## start Records for this task

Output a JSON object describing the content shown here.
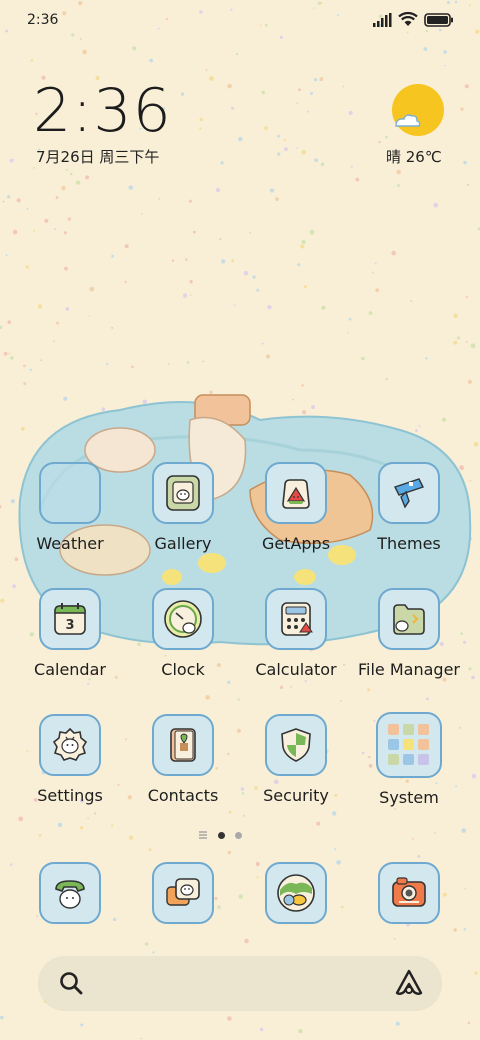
{
  "status_bar": {
    "time": "2:36",
    "icons": [
      "signal-icon",
      "wifi-icon",
      "battery-icon"
    ]
  },
  "clock_widget": {
    "time": "2:36",
    "date": "7月26日 周三下午"
  },
  "weather_widget": {
    "icon": "sun-cloud-icon",
    "text": "晴 26℃"
  },
  "apps": [
    {
      "label": "Weather",
      "icon": "weather-icon"
    },
    {
      "label": "Gallery",
      "icon": "gallery-icon"
    },
    {
      "label": "GetApps",
      "icon": "getapps-icon"
    },
    {
      "label": "Themes",
      "icon": "themes-icon"
    },
    {
      "label": "Calendar",
      "icon": "calendar-icon"
    },
    {
      "label": "Clock",
      "icon": "clock-icon"
    },
    {
      "label": "Calculator",
      "icon": "calculator-icon"
    },
    {
      "label": "File Manager",
      "icon": "file-manager-icon"
    },
    {
      "label": "Settings",
      "icon": "settings-icon"
    },
    {
      "label": "Contacts",
      "icon": "contacts-icon"
    },
    {
      "label": "Security",
      "icon": "security-icon"
    },
    {
      "label": "System",
      "icon": "folder-icon"
    }
  ],
  "calendar_day": "3",
  "page_indicator": {
    "pages": 2,
    "current": 1
  },
  "dock": [
    {
      "icon": "phone-icon"
    },
    {
      "icon": "messages-icon"
    },
    {
      "icon": "browser-icon"
    },
    {
      "icon": "camera-icon"
    }
  ],
  "search_bar": {
    "left_icon": "search-icon",
    "right_icon": "assistant-icon"
  },
  "colors": {
    "background": "#f8efd6",
    "tile": "#d3e8ee",
    "tile_border": "#6fa9cf",
    "sun": "#f7c51f"
  }
}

## end Records for this task

* Set problem: Please transcribe the material above exactly as written. Leave the pictures out.

* Response below:
Output a JSON object describing the content shown here.
{
  "status_bar": {
    "time": "2:36",
    "icons": [
      "signal-icon",
      "wifi-icon",
      "battery-icon"
    ]
  },
  "clock_widget": {
    "time": "2:36",
    "date": "7月26日 周三下午"
  },
  "weather_widget": {
    "icon": "sun-cloud-icon",
    "text": "晴 26℃"
  },
  "apps": [
    {
      "label": "Weather",
      "icon": "weather-icon"
    },
    {
      "label": "Gallery",
      "icon": "gallery-icon"
    },
    {
      "label": "GetApps",
      "icon": "getapps-icon"
    },
    {
      "label": "Themes",
      "icon": "themes-icon"
    },
    {
      "label": "Calendar",
      "icon": "calendar-icon"
    },
    {
      "label": "Clock",
      "icon": "clock-icon"
    },
    {
      "label": "Calculator",
      "icon": "calculator-icon"
    },
    {
      "label": "File Manager",
      "icon": "file-manager-icon"
    },
    {
      "label": "Settings",
      "icon": "settings-icon"
    },
    {
      "label": "Contacts",
      "icon": "contacts-icon"
    },
    {
      "label": "Security",
      "icon": "security-icon"
    },
    {
      "label": "System",
      "icon": "folder-icon"
    }
  ],
  "calendar_day": "3",
  "page_indicator": {
    "pages": 2,
    "current": 1
  },
  "dock": [
    {
      "icon": "phone-icon"
    },
    {
      "icon": "messages-icon"
    },
    {
      "icon": "browser-icon"
    },
    {
      "icon": "camera-icon"
    }
  ],
  "search_bar": {
    "left_icon": "search-icon",
    "right_icon": "assistant-icon"
  },
  "colors": {
    "background": "#f8efd6",
    "tile": "#d3e8ee",
    "tile_border": "#6fa9cf",
    "sun": "#f7c51f"
  }
}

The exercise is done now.